_What is asked_
Please copy the rows from the first one through the row containing "734, 555, 750]", inclusive, and give only those rows, substituting "row-box" for "table-row" with everything else left unchanged.

++++++++++++++++++++

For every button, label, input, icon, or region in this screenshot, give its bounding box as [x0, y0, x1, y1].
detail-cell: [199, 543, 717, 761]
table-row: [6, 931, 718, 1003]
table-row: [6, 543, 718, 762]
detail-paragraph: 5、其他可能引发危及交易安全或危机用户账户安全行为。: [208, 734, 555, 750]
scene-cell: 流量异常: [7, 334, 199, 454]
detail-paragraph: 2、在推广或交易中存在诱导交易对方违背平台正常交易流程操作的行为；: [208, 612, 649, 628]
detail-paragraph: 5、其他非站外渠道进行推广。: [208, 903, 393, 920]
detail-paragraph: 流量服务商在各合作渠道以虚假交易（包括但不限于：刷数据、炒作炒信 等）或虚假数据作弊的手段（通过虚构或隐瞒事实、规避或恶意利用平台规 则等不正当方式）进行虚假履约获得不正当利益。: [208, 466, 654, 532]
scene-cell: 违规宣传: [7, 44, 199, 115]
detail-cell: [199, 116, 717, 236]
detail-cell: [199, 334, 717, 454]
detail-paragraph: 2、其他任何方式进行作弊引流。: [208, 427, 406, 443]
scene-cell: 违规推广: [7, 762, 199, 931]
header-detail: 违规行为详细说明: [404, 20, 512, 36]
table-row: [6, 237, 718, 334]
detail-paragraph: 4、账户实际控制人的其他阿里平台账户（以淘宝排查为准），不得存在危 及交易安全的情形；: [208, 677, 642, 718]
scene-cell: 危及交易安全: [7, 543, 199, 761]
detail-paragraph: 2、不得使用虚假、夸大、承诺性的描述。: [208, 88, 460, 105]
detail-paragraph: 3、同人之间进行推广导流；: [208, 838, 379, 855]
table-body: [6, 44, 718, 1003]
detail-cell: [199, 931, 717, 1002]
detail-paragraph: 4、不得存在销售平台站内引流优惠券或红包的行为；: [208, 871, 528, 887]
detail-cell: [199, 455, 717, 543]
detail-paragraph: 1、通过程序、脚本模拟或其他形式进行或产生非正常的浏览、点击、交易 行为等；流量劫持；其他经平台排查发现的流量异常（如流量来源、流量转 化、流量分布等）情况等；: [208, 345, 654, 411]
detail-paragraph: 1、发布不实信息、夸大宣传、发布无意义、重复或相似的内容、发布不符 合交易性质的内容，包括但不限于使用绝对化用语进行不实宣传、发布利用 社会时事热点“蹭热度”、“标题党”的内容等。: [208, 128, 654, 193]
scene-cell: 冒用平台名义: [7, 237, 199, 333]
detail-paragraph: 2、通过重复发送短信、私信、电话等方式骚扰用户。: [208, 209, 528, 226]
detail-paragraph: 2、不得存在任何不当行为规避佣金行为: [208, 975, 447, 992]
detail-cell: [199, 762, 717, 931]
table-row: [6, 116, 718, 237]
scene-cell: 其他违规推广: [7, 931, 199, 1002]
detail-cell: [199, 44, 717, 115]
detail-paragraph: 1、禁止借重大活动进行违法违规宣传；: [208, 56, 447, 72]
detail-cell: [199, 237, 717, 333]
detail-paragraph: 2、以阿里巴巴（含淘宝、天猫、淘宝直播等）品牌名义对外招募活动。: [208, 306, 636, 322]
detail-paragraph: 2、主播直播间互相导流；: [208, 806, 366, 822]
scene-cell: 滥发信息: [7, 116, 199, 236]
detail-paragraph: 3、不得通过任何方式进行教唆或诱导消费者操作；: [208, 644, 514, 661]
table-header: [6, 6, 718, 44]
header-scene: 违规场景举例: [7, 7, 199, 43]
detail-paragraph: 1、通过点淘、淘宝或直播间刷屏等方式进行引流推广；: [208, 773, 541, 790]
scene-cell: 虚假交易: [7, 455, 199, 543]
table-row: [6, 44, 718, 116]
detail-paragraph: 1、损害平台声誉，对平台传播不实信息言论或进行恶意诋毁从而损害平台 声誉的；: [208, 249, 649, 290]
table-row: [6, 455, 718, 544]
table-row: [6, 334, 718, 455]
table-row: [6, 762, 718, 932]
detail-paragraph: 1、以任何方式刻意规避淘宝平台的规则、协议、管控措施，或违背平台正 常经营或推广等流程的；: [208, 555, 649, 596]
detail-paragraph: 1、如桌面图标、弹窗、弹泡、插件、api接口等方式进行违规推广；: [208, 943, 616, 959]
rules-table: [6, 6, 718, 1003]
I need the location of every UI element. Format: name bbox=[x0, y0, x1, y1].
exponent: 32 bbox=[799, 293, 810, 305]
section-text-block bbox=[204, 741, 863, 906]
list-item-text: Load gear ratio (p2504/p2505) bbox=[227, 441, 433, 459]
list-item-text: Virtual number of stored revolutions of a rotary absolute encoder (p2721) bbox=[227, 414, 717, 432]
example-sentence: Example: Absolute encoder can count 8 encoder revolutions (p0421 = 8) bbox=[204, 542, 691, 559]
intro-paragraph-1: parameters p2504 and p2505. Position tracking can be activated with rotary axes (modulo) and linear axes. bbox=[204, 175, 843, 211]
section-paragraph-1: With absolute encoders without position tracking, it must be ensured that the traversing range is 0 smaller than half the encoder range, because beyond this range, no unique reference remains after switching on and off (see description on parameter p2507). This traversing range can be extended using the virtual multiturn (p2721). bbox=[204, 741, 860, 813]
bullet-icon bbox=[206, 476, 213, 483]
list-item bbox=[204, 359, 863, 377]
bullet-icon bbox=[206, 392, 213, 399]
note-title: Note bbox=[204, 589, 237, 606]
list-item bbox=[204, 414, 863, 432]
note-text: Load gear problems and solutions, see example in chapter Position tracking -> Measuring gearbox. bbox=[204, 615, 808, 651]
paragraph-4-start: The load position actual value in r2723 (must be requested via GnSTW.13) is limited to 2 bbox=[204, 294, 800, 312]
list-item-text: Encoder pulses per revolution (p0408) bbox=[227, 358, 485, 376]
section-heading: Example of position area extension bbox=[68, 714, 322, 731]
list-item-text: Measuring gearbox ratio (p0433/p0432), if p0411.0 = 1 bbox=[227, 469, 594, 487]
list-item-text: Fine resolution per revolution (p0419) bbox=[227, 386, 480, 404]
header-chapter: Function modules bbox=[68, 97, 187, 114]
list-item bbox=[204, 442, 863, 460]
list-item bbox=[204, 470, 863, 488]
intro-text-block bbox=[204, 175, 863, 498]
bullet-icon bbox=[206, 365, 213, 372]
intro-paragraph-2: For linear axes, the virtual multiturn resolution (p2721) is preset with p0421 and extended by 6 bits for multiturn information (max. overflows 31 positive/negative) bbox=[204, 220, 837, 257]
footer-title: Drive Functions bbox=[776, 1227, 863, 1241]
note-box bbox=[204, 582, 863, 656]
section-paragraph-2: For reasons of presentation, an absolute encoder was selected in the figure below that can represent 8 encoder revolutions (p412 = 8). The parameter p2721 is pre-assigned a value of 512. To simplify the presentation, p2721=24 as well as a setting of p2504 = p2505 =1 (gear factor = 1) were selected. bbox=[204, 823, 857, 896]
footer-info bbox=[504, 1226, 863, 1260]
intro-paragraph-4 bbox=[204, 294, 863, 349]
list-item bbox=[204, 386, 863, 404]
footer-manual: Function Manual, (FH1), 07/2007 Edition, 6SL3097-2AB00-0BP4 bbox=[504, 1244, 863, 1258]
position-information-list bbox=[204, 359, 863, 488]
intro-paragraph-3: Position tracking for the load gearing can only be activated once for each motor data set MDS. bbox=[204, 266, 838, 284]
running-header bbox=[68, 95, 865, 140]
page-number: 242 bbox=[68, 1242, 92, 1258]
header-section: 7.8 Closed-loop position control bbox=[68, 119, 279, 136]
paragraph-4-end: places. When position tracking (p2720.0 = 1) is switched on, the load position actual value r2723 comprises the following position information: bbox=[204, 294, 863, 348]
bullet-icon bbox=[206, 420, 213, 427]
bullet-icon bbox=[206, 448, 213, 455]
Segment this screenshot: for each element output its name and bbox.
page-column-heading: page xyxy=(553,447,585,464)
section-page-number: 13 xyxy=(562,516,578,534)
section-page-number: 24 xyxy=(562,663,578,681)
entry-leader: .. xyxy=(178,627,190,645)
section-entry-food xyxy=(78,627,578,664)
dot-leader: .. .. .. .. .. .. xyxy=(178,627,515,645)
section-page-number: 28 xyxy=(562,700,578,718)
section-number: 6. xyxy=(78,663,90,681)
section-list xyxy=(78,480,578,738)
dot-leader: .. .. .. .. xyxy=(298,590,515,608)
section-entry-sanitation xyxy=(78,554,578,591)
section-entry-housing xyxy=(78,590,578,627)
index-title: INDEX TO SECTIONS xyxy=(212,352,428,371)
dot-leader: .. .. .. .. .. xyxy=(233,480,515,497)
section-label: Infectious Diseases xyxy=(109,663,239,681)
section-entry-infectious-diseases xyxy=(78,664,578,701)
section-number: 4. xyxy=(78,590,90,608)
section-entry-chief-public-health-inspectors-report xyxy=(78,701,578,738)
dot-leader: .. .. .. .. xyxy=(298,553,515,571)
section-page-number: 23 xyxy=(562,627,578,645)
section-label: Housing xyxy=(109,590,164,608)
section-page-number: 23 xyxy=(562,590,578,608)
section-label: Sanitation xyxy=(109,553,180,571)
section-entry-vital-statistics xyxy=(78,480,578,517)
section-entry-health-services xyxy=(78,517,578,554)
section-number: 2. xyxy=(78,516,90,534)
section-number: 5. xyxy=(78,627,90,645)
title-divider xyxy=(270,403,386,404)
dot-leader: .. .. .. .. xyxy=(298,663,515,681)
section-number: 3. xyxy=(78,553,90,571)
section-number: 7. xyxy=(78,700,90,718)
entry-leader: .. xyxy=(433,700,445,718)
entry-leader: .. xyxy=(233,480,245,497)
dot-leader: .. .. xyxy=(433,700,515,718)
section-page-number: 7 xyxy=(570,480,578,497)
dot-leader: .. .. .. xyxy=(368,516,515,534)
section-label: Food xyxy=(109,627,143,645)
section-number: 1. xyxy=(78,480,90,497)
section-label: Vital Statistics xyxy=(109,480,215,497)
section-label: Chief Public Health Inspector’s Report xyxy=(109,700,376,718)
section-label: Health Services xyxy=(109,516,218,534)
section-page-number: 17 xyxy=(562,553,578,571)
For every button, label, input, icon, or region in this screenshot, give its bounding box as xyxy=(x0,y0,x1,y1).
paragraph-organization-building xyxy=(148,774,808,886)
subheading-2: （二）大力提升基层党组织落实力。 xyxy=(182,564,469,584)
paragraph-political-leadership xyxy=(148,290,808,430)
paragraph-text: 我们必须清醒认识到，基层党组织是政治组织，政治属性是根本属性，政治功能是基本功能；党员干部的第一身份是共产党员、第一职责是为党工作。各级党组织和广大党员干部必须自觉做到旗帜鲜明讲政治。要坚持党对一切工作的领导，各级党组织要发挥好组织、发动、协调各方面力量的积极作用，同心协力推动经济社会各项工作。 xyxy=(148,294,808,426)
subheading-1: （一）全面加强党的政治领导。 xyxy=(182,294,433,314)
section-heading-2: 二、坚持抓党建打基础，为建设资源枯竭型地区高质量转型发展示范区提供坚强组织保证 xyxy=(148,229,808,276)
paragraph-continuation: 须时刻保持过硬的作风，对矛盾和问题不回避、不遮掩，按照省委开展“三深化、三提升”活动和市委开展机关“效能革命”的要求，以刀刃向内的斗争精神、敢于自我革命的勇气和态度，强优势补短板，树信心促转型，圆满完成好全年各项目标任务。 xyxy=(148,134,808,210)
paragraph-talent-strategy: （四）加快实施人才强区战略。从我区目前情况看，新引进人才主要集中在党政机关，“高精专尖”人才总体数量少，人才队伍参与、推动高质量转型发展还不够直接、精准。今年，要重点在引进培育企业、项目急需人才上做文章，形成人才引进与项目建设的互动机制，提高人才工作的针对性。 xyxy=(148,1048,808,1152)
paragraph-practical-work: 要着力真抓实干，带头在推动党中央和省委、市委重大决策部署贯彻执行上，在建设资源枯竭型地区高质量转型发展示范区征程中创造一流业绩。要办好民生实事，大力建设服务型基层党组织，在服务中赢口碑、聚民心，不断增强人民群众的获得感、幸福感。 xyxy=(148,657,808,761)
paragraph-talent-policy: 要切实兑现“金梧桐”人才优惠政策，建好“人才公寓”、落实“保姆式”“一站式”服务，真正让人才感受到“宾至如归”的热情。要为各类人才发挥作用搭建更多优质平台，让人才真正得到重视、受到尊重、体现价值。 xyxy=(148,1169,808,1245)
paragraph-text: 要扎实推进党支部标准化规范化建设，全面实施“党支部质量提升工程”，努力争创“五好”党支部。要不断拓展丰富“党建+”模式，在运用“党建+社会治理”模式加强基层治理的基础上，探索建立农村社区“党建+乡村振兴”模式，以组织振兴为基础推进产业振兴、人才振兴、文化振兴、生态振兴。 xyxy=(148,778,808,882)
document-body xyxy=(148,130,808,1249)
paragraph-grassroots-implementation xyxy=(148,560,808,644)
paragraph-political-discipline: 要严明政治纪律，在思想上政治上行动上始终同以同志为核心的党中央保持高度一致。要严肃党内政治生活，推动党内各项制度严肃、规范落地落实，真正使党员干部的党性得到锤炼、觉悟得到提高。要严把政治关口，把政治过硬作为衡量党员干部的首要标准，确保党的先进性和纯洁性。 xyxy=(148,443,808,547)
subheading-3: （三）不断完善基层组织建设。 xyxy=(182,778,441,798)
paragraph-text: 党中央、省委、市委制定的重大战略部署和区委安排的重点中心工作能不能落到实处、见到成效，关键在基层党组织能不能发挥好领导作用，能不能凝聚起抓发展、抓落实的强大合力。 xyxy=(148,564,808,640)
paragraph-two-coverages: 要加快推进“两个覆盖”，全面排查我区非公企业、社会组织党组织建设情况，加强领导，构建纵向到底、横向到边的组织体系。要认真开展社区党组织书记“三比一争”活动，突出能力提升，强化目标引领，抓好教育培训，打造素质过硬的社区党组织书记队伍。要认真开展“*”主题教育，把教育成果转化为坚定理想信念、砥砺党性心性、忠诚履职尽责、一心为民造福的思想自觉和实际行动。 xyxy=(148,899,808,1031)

++++++++++++++++++++

_Full output_
For every button, label, input, icon, or region in this screenshot, give its bounding box as [x0, y0, x1, y1].
detail-cell: [199, 543, 717, 761]
row-box: [6, 931, 718, 1003]
row-box: [6, 543, 718, 762]
detail-paragraph: 5、其他可能引发危及交易安全或危机用户账户安全行为。: [208, 734, 555, 750]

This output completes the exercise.